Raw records
------------------------------
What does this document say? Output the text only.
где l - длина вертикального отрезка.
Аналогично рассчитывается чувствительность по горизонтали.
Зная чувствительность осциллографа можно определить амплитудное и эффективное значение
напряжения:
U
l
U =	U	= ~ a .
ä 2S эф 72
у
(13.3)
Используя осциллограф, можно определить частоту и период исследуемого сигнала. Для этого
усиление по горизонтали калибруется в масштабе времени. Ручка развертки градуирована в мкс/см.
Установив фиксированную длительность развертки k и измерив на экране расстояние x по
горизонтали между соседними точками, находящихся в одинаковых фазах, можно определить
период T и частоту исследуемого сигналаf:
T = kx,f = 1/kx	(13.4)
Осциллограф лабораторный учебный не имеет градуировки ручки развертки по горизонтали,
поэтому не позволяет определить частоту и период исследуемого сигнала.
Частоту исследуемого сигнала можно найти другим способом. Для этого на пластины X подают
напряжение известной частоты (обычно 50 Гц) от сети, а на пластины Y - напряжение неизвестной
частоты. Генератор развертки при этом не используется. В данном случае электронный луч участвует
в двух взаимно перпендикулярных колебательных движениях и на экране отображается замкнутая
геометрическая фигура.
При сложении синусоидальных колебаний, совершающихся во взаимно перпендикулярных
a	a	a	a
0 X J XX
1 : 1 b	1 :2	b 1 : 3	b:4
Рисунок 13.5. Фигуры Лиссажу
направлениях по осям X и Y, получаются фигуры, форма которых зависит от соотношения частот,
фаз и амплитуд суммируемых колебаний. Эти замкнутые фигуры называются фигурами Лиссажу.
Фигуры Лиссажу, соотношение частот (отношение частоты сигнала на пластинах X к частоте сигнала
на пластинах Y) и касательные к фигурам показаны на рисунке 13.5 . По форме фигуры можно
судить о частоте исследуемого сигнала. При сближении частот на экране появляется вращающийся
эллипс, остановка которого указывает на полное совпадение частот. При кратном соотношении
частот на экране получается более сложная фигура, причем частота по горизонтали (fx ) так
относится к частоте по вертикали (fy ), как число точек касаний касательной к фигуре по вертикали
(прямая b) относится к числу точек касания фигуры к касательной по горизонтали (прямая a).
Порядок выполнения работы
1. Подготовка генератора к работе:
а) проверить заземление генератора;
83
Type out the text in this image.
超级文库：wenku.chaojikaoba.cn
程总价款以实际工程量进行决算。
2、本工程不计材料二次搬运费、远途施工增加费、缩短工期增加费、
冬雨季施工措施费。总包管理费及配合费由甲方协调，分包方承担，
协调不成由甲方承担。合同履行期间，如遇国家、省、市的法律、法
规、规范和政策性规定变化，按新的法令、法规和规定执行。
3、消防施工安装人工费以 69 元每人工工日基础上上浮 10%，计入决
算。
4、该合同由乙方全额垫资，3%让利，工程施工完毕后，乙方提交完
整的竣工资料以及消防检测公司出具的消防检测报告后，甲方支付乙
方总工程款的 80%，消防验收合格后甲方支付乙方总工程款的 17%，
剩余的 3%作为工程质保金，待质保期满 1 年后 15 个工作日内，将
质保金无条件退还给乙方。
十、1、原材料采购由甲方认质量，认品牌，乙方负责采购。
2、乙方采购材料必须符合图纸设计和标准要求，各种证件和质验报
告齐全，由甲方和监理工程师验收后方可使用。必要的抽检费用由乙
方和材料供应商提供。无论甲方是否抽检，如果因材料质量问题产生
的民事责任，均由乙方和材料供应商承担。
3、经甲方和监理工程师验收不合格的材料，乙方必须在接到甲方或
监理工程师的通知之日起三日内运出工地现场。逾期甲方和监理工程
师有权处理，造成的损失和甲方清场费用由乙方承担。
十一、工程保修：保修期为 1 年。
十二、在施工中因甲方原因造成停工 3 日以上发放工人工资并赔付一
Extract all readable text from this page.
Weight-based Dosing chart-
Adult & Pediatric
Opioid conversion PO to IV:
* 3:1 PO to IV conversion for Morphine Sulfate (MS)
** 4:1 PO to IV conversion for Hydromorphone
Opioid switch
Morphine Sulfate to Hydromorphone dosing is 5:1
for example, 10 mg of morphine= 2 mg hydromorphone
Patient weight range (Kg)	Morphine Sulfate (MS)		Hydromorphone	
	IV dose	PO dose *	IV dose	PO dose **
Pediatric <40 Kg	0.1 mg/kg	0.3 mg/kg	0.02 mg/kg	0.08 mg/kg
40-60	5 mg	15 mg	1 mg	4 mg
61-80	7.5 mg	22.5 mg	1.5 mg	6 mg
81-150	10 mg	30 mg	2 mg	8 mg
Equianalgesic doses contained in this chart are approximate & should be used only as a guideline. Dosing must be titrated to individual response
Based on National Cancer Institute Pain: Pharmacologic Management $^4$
------------------------------
• DIRECTIONS
Go through the entries and repeat each one exactly.

• EXPECTED ANSWER
What does this document say? Output the text only.
где l - длина вертикального отрезка.
Аналогично рассчитывается чувствительность по горизонтали.
Зная чувствительность осциллографа можно определить амплитудное и эффективное значение
напряжения:
U
l
U =	U	= ~ a .
ä 2S эф 72
у
(13.3)
Используя осциллограф, можно определить частоту и период исследуемого сигнала. Для этого
усиление по горизонтали калибруется в масштабе времени. Ручка развертки градуирована в мкс/см.
Установив фиксированную длительность развертки k и измерив на экране расстояние x по
горизонтали между соседними точками, находящихся в одинаковых фазах, можно определить
период T и частоту исследуемого сигналаf:
T = kx,f = 1/kx	(13.4)
Осциллограф лабораторный учебный не имеет градуировки ручки развертки по горизонтали,
поэтому не позволяет определить частоту и период исследуемого сигнала.
Частоту исследуемого сигнала можно найти другим способом. Для этого на пластины X подают
напряжение известной частоты (обычно 50 Гц) от сети, а на пластины Y - напряжение неизвестной
частоты. Генератор развертки при этом не используется. В данном случае электронный луч участвует
в двух взаимно перпендикулярных колебательных движениях и на экране отображается замкнутая
геометрическая фигура.
При сложении синусоидальных колебаний, совершающихся во взаимно перпендикулярных
a	a	a	a
0 X J XX
1 : 1 b	1 :2	b 1 : 3	b:4
Рисунок 13.5. Фигуры Лиссажу
направлениях по осям X и Y, получаются фигуры, форма которых зависит от соотношения частот,
фаз и амплитуд суммируемых колебаний. Эти замкнутые фигуры называются фигурами Лиссажу.
Фигуры Лиссажу, соотношение частот (отношение частоты сигнала на пластинах X к частоте сигнала
на пластинах Y) и касательные к фигурам показаны на рисунке 13.5 . По форме фигуры можно
судить о частоте исследуемого сигнала. При сближении частот на экране появляется вращающийся
эллипс, остановка которого указывает на полное совпадение частот. При кратном соотношении
частот на экране получается более сложная фигура, причем частота по горизонтали (fx ) так
относится к частоте по вертикали (fy ), как число точек касаний касательной к фигуре по вертикали
(прямая b) относится к числу точек касания фигуры к касательной по горизонтали (прямая a).
Порядок выполнения работы
1. Подготовка генератора к работе:
а) проверить заземление генератора;
83
Type out the text in this image.
超级文库：wenku.chaojikaoba.cn
程总价款以实际工程量进行决算。
2、本工程不计材料二次搬运费、远途施工增加费、缩短工期增加费、
冬雨季施工措施费。总包管理费及配合费由甲方协调，分包方承担，
协调不成由甲方承担。合同履行期间，如遇国家、省、市的法律、法
规、规范和政策性规定变化，按新的法令、法规和规定执行。
3、消防施工安装人工费以 69 元每人工工日基础上上浮 10%，计入决
算。
4、该合同由乙方全额垫资，3%让利，工程施工完毕后，乙方提交完
整的竣工资料以及消防检测公司出具的消防检测报告后，甲方支付乙
方总工程款的 80%，消防验收合格后甲方支付乙方总工程款的 17%，
剩余的 3%作为工程质保金，待质保期满 1 年后 15 个工作日内，将
质保金无条件退还给乙方。
十、1、原材料采购由甲方认质量，认品牌，乙方负责采购。
2、乙方采购材料必须符合图纸设计和标准要求，各种证件和质验报
告齐全，由甲方和监理工程师验收后方可使用。必要的抽检费用由乙
方和材料供应商提供。无论甲方是否抽检，如果因材料质量问题产生
的民事责任，均由乙方和材料供应商承担。
3、经甲方和监理工程师验收不合格的材料，乙方必须在接到甲方或
监理工程师的通知之日起三日内运出工地现场。逾期甲方和监理工程
师有权处理，造成的损失和甲方清场费用由乙方承担。
十一、工程保修：保修期为 1 年。
十二、在施工中因甲方原因造成停工 3 日以上发放工人工资并赔付一
Extract all readable text from this page.
Weight-based Dosing chart-
Adult & Pediatric
Opioid conversion PO to IV:
* 3:1 PO to IV conversion for Morphine Sulfate (MS)
** 4:1 PO to IV conversion for Hydromorphone
Opioid switch
Morphine Sulfate to Hydromorphone dosing is 5:1
for example, 10 mg of morphine= 2 mg hydromorphone
Patient weight range (Kg)	Morphine Sulfate (MS)		Hydromorphone	
	IV dose	PO dose *	IV dose	PO dose **
Pediatric <40 Kg	0.1 mg/kg	0.3 mg/kg	0.02 mg/kg	0.08 mg/kg
40-60	5 mg	15 mg	1 mg	4 mg
61-80	7.5 mg	22.5 mg	1.5 mg	6 mg
81-150	10 mg	30 mg	2 mg	8 mg
Equianalgesic doses contained in this chart are approximate & should be used only as a guideline. Dosing must be titrated to individual response
Based on National Cancer Institute Pain: Pharmacologic Management $^4$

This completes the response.